EXERCISE AIM>
Look through the data below and return each line where "always" appears.

Dataset excerpt:
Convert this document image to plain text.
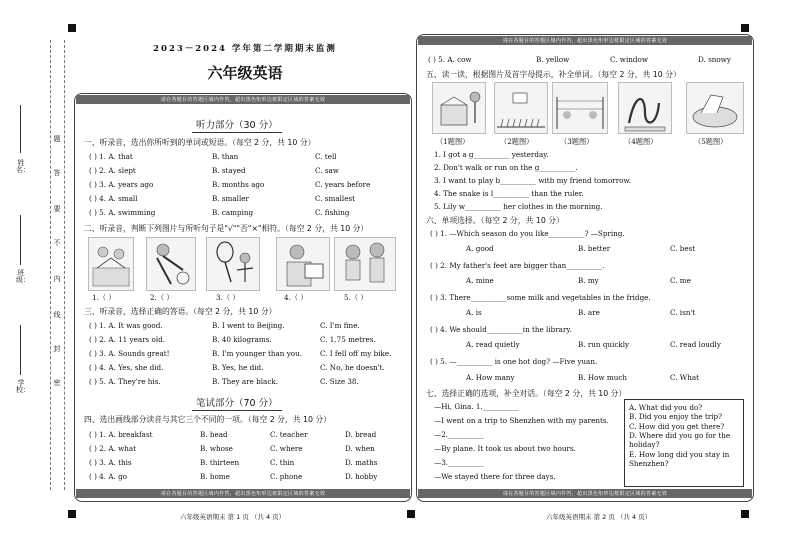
姓名：
班级：
学校：
题
答
要
不
内
线
封
密
2023－2024 学年第二学期期末监测
六年级英语
请在各题目的答题区域内作答，超出黑色矩形边框限定区域的答案无效
请在各题目的答题区域内作答，超出黑色矩形边框限定区域的答案无效
听力部分（30 分）
一、听录音，选出你所听到的单词或短语。（每空 2 分，共 10 分）
( ) 1. A. that	B. than	C. tell
( ) 2. A. slept	B. stayed	C. saw
( ) 3. A. years ago	B. months ago	C. years before
( ) 4. A. small	B. smaller	C. smallest
( ) 5. A. swimming	B. camping	C. fishing
二、听录音，判断下列图片与所听句子是"√""否"×"相符。（每空 2 分，共 10 分）
1.（ ）	2.（ ）	3.（ ）	4.（ ）	5.（ ）
三、听录音，选择正确的答语。（每空 2 分，共 10 分）
( ) 1. A. It was good.	B. I went to Beijing.	C. I'm fine.
( ) 2. A. 11 years old.	B. 40 kilograms.	C. 1.75 metres.
( ) 3. A. Sounds great!	B. I'm younger than you. C. I fell off my bike.
( ) 4. A. Yes, she did.	B. Yes, he did.	C. No, he doesn't.
( ) 5. A. They're his.	B. They are black.	C. Size 38.
笔试部分（70 分）
四、选出画线部分读音与其它三个不同的一项。（每空 2 分，共 10 分）
( ) 1. A. breakfast	B. head	C. teacher	D. bread
( ) 2. A. what	B. whose	C. where	D. when
( ) 3. A. this	B. thirteen	C. thin	D. maths
( ) 4. A. go	B. home	C. phone	D. hobby
六年级英语期末 第 1 页 （共 4 页）
请在各题目的答题区域内作答，超出黑色矩形边框限定区域的答案无效
请在各题目的答题区域内作答，超出黑色矩形边框限定区域的答案无效
( ) 5. A. cow	B. yellow	C. window	D. snowy
五、读一读，根据图片及首字母提示，补全单词。（每空 2 分，共 10 分）
（1题图）	（2题图）	（3题图）	（4题图）	（5题图）
1. I got a g__________ yesterday.
2. Don't walk or run on the g__________.
3. I want to play b__________ with my friend tomorrow.
4. The snake is l__________ than the ruler.
5. Lily w__________ her clothes in the morning.
六、单项选择。（每空 2 分，共 10 分）
( ) 1. —Which season do you like__________? —Spring.
A. good	B. better	C. best
( ) 2. My father's feet are bigger than__________.
A. mine	B. my	C. me
( ) 3. There__________some milk and vegetables in the fridge.
A. is	B. are	C. isn't
( ) 4. We should__________in the library.
A. read quietly	B. run quickly	C. read loudly
( ) 5. —__________ is one hot dog? —Five yuan.
A. How many	B. How much	C. What
七、选择正确的选项，补全对话。（每空 2 分，共 10 分）
—Hi, Gina. 1.__________
—I went on a trip to Shenzhen with my parents.
—2.__________
—By plane. It took us about two hours.
—3.__________
—We stayed there for three days.
A. What did you do?
B. Did you enjoy the trip?
C. How did you get there?
D. Where did you go for the holiday?
E. How long did you stay in Shenzhen?
六年级英语期末 第 2 页 （共 4 页）
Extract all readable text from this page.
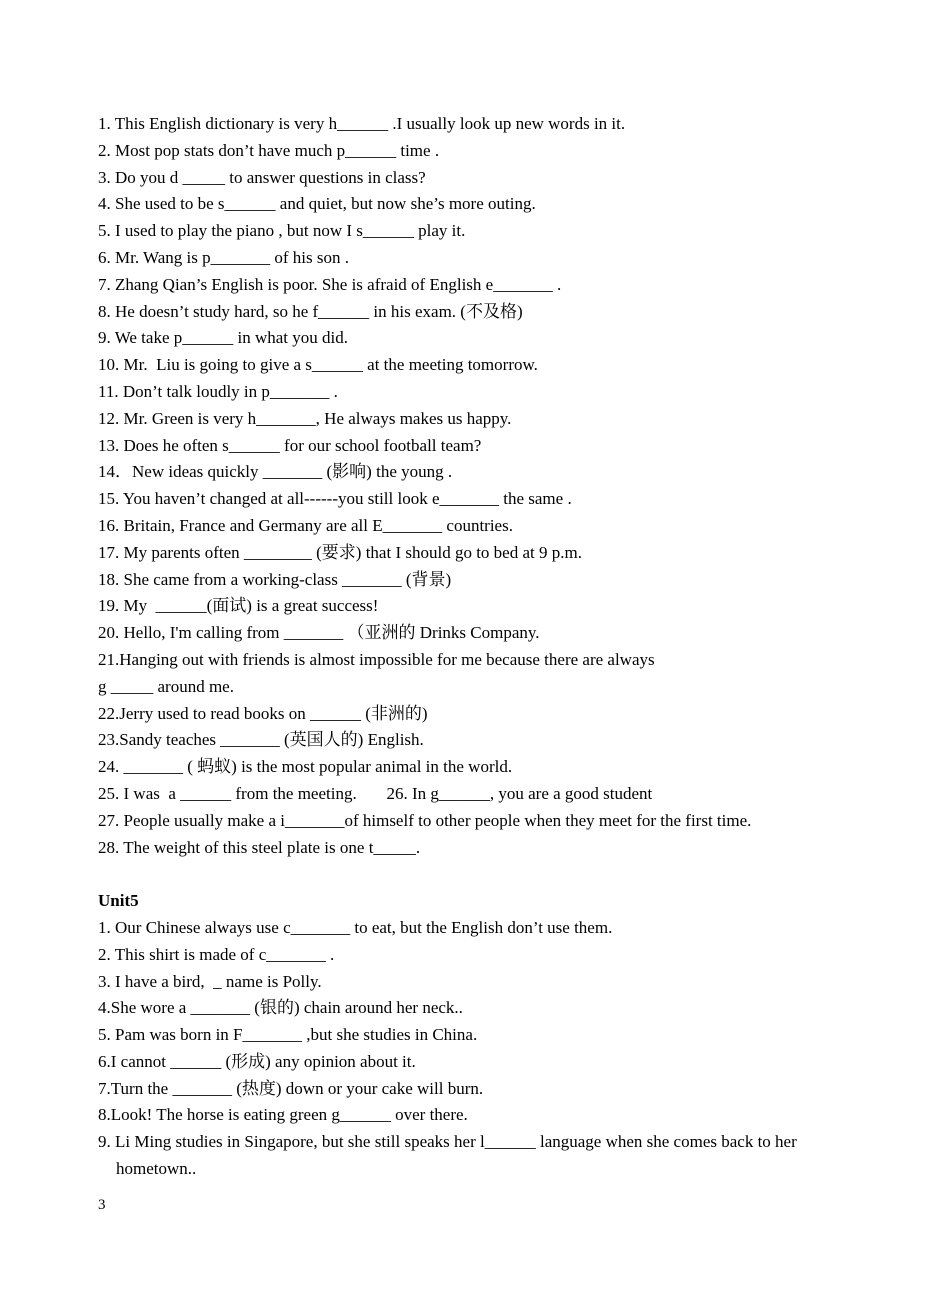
1. This English dictionary is very h______ .I usually look up new words in it.
2. Most pop stats don’t have much p______ time .
3. Do you d _____ to answer questions in class?
4. She used to be s______ and quiet, but now she’s more outing.
5. I used to play the piano , but now I s______ play it.
6. Mr. Wang is p_______ of his son .
7. Zhang Qian’s English is poor. She is afraid of English e_______ .
8. He doesn’t study hard, so he f______ in his exam. (不及格)
9. We take p______ in what you did.
10. Mr.  Liu is going to give a s______ at the meeting tomorrow.
11. Don’t talk loudly in p_______ .
12. Mr. Green is very h_______, He always makes us happy.
13. Does he often s______ for our school football team?
14．New ideas quickly _______ (影响) the young .
15. You haven’t changed at all------you still look e_______ the same .
16. Britain, France and Germany are all E_______ countries.
17. My parents often ________ (要求) that I should go to bed at 9 p.m.
18. She came from a working-class _______ (背景)
19. My  ______(面试) is a great success!
20. Hello, I'm calling from _______ （亚洲的 Drinks Company.
21.Hanging out with friends is almost impossible for me because there are always
g _____ around me.
22.Jerry used to read books on ______ (非洲的)
23.Sandy teaches _______ (英国人的) English.
24. _______ ( 蚂蚁) is the most popular animal in the world.
25. I was  a ______ from the meeting.       26. In g______, you are a good student
27. People usually make a i_______of himself to other people when they meet for the first time.
28. The weight of this steel plate is one t_____.
Unit5
1. Our Chinese always use c_______ to eat, but the English don’t use them.
2. This shirt is made of c_______ .
3. I have a bird,  _ name is Polly.
4.She wore a _______ (银的) chain around her neck..
5. Pam was born in F_______ ,but she studies in China.
6.I cannot ______ (形成) any opinion about it.
7.Turn the _______ (热度) down or your cake will burn.
8.Look! The horse is eating green g______ over there.
9. Li Ming studies in Singapore, but she still speaks her l______ language when she comes back to her hometown..
3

ANSWER TO THIS PROBLEM>
12. Mr. Green is very h_______, He always makes us happy.
21.Hanging out with friends is almost impossible for me because there are always
1. Our Chinese always use c_______ to eat, but the English don’t use them.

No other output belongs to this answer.